START DATA PROVIDED
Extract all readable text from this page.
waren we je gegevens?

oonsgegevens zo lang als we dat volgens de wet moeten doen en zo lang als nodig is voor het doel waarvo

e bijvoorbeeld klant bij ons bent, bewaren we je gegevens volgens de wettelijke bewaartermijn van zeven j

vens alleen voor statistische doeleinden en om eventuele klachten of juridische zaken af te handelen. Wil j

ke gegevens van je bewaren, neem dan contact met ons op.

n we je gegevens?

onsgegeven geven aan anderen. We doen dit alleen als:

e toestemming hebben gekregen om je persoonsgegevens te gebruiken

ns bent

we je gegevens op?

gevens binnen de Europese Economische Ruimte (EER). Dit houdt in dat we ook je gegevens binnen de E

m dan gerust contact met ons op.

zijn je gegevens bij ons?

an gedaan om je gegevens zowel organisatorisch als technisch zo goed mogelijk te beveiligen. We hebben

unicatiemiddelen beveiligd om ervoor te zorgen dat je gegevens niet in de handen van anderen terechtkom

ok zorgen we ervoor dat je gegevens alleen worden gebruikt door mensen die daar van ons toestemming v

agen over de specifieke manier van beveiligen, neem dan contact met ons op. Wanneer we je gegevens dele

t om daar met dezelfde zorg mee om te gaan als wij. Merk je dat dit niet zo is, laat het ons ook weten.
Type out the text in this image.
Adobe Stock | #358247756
END DATA PROVIDED
REQUIRED WORK :: Reproduce the lines of the entries above exactly, but only from the line containing "Type out the text in this image." through the final line.

RIGHT ANSWER ::
Type out the text in this image.
Adobe Stock | #358247756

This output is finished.